[Part of a data file]
____________________
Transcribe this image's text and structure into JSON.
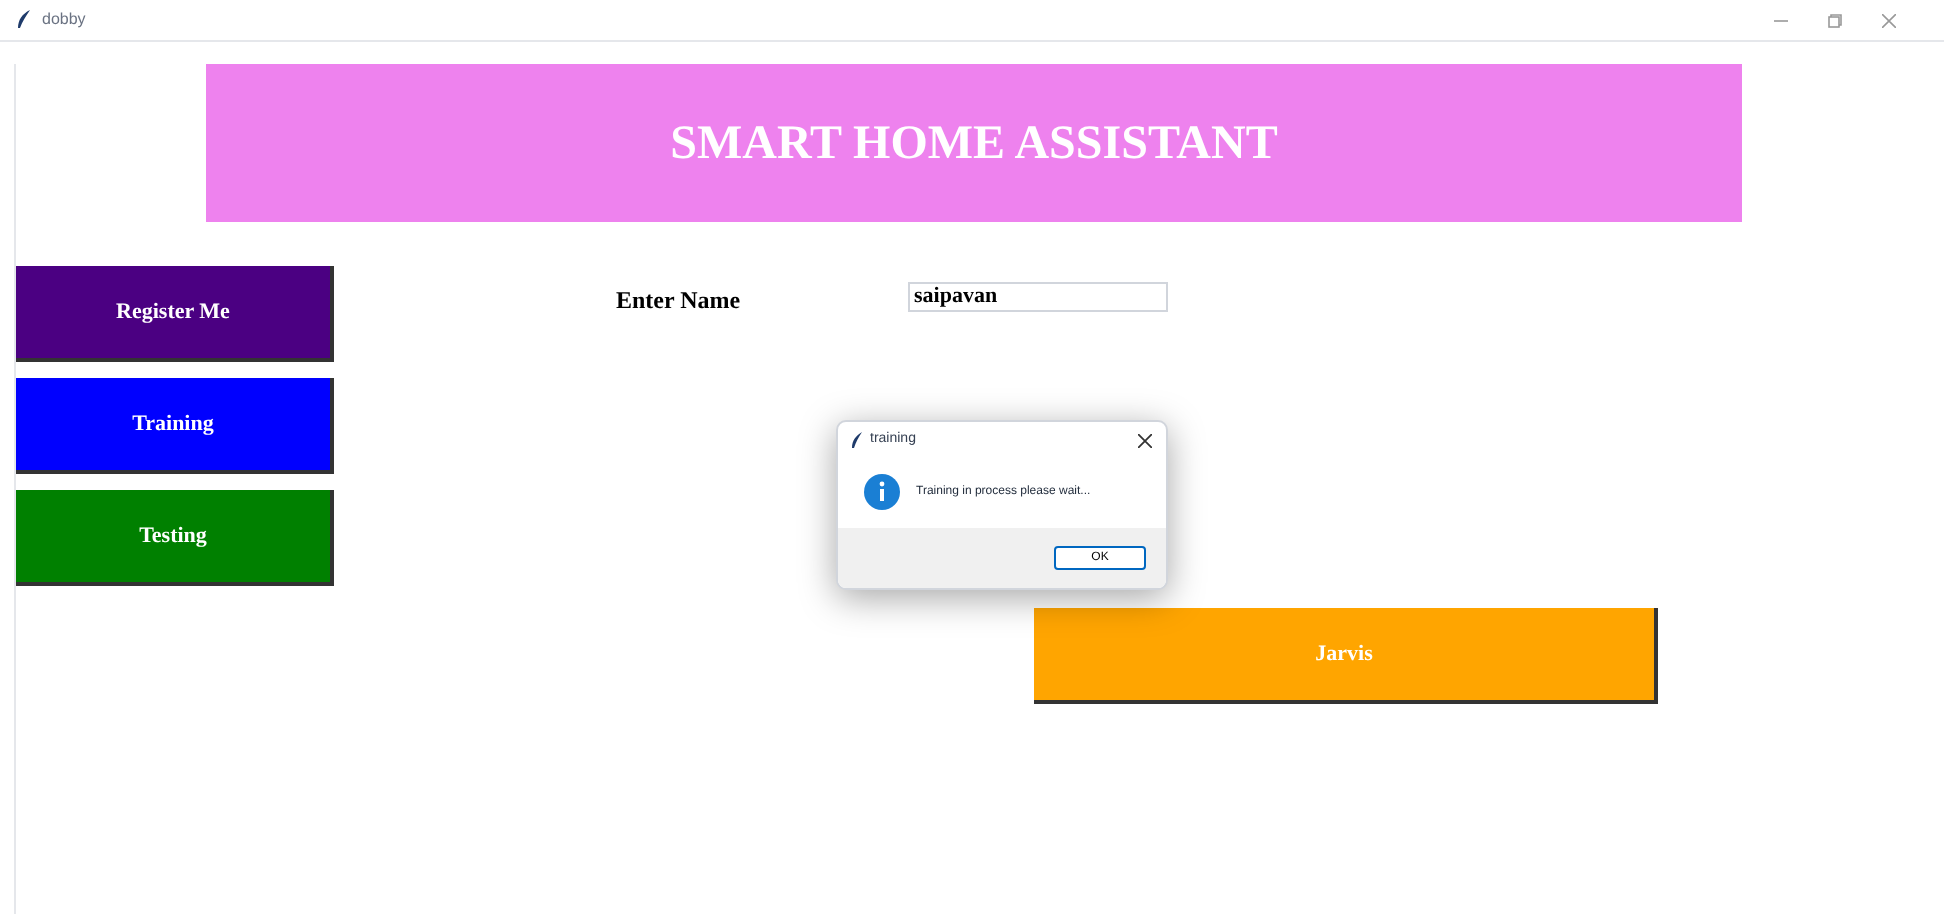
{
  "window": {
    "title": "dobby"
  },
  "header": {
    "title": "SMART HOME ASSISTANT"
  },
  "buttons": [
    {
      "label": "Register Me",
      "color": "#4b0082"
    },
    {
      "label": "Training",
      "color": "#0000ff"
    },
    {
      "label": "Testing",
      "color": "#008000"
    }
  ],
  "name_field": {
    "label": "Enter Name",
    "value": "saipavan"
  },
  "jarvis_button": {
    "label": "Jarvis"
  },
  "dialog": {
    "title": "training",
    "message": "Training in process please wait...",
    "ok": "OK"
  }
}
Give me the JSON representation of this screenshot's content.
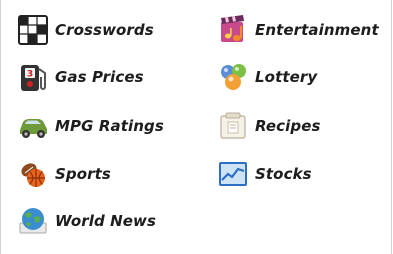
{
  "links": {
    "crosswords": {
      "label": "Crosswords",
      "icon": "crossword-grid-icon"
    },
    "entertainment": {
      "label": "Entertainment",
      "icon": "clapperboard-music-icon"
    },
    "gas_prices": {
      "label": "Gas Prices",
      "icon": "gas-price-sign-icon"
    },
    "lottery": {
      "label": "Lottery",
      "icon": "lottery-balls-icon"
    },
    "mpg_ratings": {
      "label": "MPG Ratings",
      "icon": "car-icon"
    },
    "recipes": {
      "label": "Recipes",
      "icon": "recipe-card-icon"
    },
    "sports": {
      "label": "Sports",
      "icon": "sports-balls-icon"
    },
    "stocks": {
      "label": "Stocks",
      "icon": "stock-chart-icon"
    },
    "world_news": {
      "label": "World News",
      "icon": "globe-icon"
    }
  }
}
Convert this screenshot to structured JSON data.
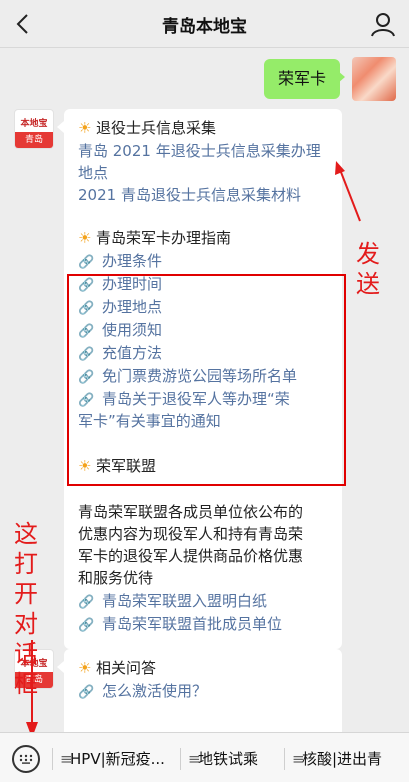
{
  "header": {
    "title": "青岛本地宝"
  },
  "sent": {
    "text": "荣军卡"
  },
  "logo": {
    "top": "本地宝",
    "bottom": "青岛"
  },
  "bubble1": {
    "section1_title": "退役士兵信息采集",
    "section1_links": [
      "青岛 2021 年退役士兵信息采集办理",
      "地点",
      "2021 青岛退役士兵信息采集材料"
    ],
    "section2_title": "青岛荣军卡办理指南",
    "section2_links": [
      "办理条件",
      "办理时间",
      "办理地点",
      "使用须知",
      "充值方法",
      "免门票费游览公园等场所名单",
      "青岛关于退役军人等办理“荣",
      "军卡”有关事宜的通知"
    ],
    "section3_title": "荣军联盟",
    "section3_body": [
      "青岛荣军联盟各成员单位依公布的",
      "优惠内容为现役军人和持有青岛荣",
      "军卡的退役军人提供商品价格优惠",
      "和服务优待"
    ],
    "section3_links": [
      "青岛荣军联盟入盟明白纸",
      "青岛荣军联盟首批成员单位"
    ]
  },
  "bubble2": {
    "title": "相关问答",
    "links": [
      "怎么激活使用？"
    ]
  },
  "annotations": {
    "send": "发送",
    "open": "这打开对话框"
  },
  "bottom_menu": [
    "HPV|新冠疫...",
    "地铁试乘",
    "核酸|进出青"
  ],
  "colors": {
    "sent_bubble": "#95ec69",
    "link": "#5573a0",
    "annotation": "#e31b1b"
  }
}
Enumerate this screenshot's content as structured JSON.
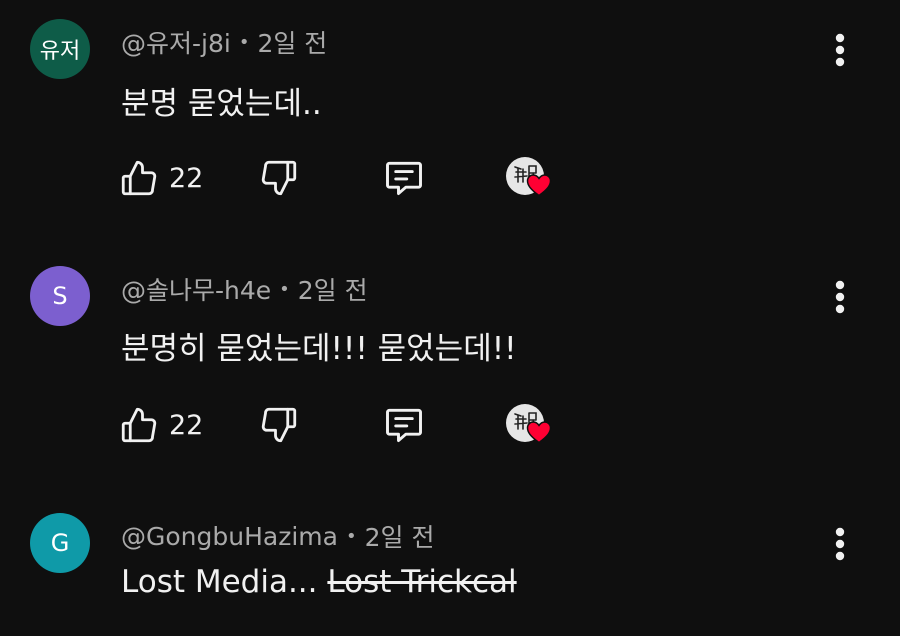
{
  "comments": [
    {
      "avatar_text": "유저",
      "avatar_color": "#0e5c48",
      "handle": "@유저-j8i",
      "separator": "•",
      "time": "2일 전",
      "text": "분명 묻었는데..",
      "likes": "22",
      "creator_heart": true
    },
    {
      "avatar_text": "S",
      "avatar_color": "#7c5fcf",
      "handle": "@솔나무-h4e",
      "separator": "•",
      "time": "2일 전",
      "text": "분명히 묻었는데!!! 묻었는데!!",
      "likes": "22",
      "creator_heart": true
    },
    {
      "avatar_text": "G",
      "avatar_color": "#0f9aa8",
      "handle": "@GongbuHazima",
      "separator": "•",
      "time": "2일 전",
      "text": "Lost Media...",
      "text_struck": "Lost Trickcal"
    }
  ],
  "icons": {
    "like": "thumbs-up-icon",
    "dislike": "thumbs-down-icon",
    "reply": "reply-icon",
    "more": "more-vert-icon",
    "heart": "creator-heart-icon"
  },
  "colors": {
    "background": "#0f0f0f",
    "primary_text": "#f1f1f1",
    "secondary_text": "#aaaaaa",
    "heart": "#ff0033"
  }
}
____________________
● What you are asked to do
Using the entries above, find all lines with "Lost". Copy them.

● The completed task
      "text": "Lost Media...",
      "text_struck": "Lost Trickcal"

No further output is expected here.